_Yapılacak Görevler:_
a) Nazım Hikmet rubaisi üzerine yazıya göre "moda görüş" ölçüye neden karşı çıkmaktadır? Bir ila üç cümleyle açıklayın.
b) Nazım Hikmet rubaisi üzerine yazıdaki "Önce müzikten sonra anlamdan bahsedeceğim." cümlesini İngilizceye çevirin.
c) Nazım Hikmet rubaisi üzerine yazıyı kaldığı yerden sürdürün.

_Metin Parçası:_
....

- 727 Okunma
- 0 Yorum
- 0 Beğeni
BİR RUBAİ
“Öptü beni : “Bunlar, kainat gibi gerçek dudaklardır,” dedi.
“Bu ıtır senin icadın değil, saçlarımdan uçan bahardır,” dedi.
“İster gökyüzünde seyret, ister gözlerimde :
körler onları görmese de, yıldızlar vardır.” dedi.”
Bir Nazım Hikmet rubaisi. Öteden beri sevmişimdir. Geçen gün söz konusu oldu, aklıma düştü, beni düşünmeye sevk etti.
Lalettayin yazılmış görünümlü bu dörtlükte ince işçilik var. Kelime seçimleri adeta bir dehanın ürünü.. Neticede bir şeyler anlatma ihtiyacı doğurdu bu rubai bende, diyeceklerimi bir Haşim şiiri üzerinden de diyebilirdim ama Nazım Hikmet üzerinden söylemek çok daha işlevsel. Önce müzikten sonra anlamdan bahsedeceğim.
MÜZİK:
Malumdur, “ölçü de neymiş, şiiri kalıplara sokan, özgürlükten mahrum bırakan feodal bir adettir bu. Kafiye de öyle, ucuz feodal işler bunlar. Şiir serbest olmalıdır.”şeklindeki moda görüş hayli zamandır baskın.

....

Veri öğeleri:

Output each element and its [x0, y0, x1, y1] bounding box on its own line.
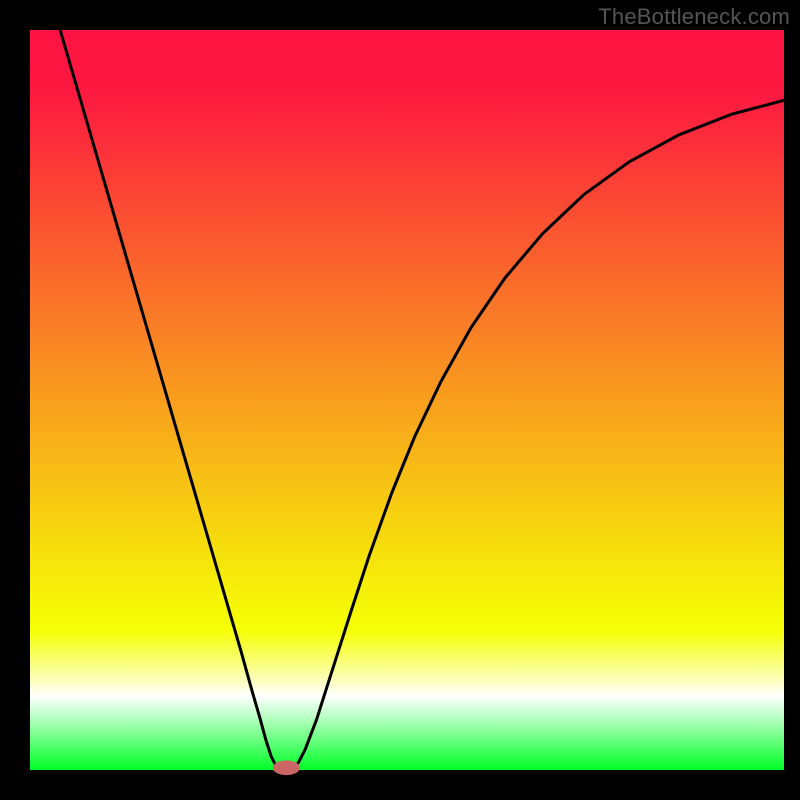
- minimum-marker: [273, 760, 300, 775]
- chart-container: TheBottleneck.com: [0, 0, 800, 800]
- plot-background: [30, 30, 784, 770]
- bottleneck-chart: [0, 0, 800, 800]
- watermark-text: TheBottleneck.com: [598, 4, 790, 30]
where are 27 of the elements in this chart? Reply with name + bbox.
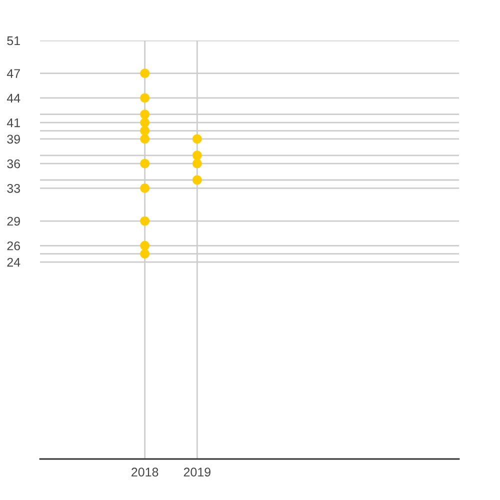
point: [140, 126, 150, 136]
y-tick-label: 44: [6, 94, 20, 102]
point: [140, 118, 150, 128]
point: [140, 183, 150, 193]
y-tick-label: 33: [7, 184, 20, 193]
point: [140, 68, 150, 78]
point: [192, 134, 202, 144]
point: [140, 134, 150, 144]
point: [140, 158, 150, 168]
point: [140, 93, 150, 103]
y-tick-label: 26: [7, 241, 20, 250]
point: [140, 216, 150, 226]
x-tick-label: 2018: [132, 468, 158, 477]
x-tick-label: 2019: [184, 468, 210, 477]
y-tick-label: 24: [7, 258, 20, 267]
point: [192, 158, 202, 168]
y-tick-label: 29: [7, 216, 20, 226]
point: [140, 249, 150, 259]
y-tick-label: 41: [6, 118, 20, 128]
y-tick-label: 51: [7, 36, 20, 46]
point: [140, 240, 150, 250]
y-tick-label: 47: [6, 69, 20, 78]
point: [192, 150, 202, 160]
point: [192, 175, 202, 185]
y-tick-label: 39: [7, 134, 20, 144]
point: [140, 110, 150, 120]
y-tick-label: 36: [7, 159, 20, 168]
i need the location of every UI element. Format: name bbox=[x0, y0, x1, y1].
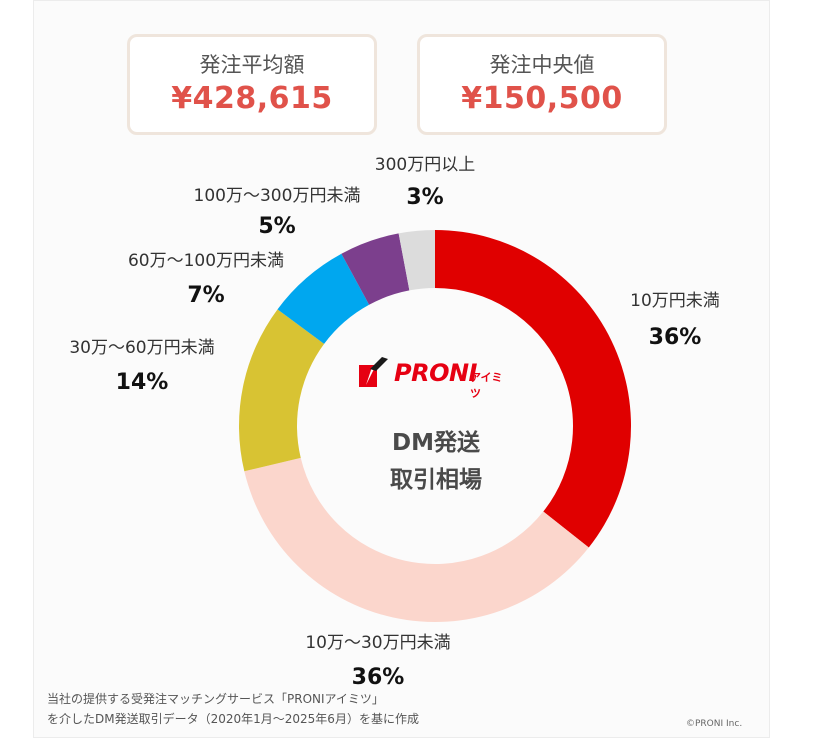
donut-slice-2 bbox=[244, 457, 589, 622]
slice-value-label: 7% bbox=[187, 283, 224, 308]
average-price-value: ¥428,615 bbox=[171, 81, 333, 116]
slice-category-label: 30万～60万円未満 bbox=[69, 338, 214, 358]
slice-category-label: 10万円未満 bbox=[630, 291, 720, 311]
footnote-line-2: を介したDM発送取引データ（2020年1月～2025年6月）を基に作成 bbox=[47, 712, 419, 726]
slice-value-label: 36% bbox=[352, 665, 405, 690]
donut-slices bbox=[239, 230, 631, 622]
slice-category-label: 60万～100万円未満 bbox=[128, 251, 284, 271]
median-price-box: 発注中央値 ¥150,500 bbox=[417, 34, 667, 135]
center-caption-line-2: 取引相場 bbox=[390, 467, 482, 493]
donut-slice-1 bbox=[435, 230, 631, 548]
median-price-label: 発注中央値 bbox=[489, 53, 595, 77]
proni-logo-icon bbox=[359, 357, 388, 387]
proni-logo: PRONI アイミツ bbox=[352, 355, 512, 400]
donut-slice-5 bbox=[341, 233, 410, 305]
median-price-value: ¥150,500 bbox=[461, 81, 623, 116]
slice-category-label: 10万～30万円未満 bbox=[305, 633, 450, 653]
footnote-line-1: 当社の提供する受発注マッチングサービス「PRONIアイミツ」 bbox=[47, 692, 384, 706]
donut-slice-6 bbox=[398, 230, 435, 291]
slice-value-label: 14% bbox=[116, 370, 169, 395]
slice-category-label: 300万円以上 bbox=[375, 155, 475, 175]
proni-logo-text: PRONI bbox=[394, 359, 478, 387]
slice-labels: 10万円未満 36% 10万～30万円未満 36% 30万～60万円未満 14% 60万～1… bbox=[69, 155, 719, 690]
copyright-text: ©PRONI Inc. bbox=[686, 719, 743, 729]
proni-logo-suffix: アイミツ bbox=[470, 371, 503, 400]
slice-value-label: 5% bbox=[258, 214, 295, 239]
slice-category-label: 100万～300万円未満 bbox=[194, 186, 361, 206]
donut-slice-4 bbox=[277, 253, 370, 344]
average-price-box: 発注平均額 ¥428,615 bbox=[127, 34, 377, 135]
average-price-label: 発注平均額 bbox=[199, 53, 305, 77]
center-caption-line-1: DM発送 bbox=[392, 430, 480, 456]
donut-slice-3 bbox=[239, 309, 325, 472]
slice-value-label: 36% bbox=[649, 325, 702, 350]
slice-value-label: 3% bbox=[406, 185, 443, 210]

....

_Yanıt Kümesi:_
a) Bu görüşe göre ölçü, şiiri kalıplara sokan ve onu özgürlükten mahrum bırakan feodal bir adettir. Bu nedenle şiirin serbest olması gerektiği savunulur.

b) I will talk first about the music, then about the meaning.

c)
Şiirin serbest olması ile gelişigüzel olması arasındaki farkı kavrayamayan bu zihniyet bu hesapla şiirle düz yazı arasındaki farklı açıklayamaz. Düz yazının da çarpıcı, etkili olması söz konusudur, mümkündür ama şiir başka bir şeydir. Neydir?
Çok basit. Şiirin müziği vardır. Vakt-i zamanında akıllı birileri boş toprak testilere vura vura ölçü diye bişi icat etmiş, bir şablon. Bu şablona uyulduğunda metin otomatik olarak ahenk kazanıyor. Bi çeşit kolaylık yani. Nitekim Attila İlhan “ölçülü şiir yazmak kolaydır çünkü önünüzde size yol gösteren bir şablon vardır. Asıl zor olan serbest yazmaktır çünkü serbest şiir yazarken her seferinde yeni bir ölçü icat etmek zorundasınızdır.” der.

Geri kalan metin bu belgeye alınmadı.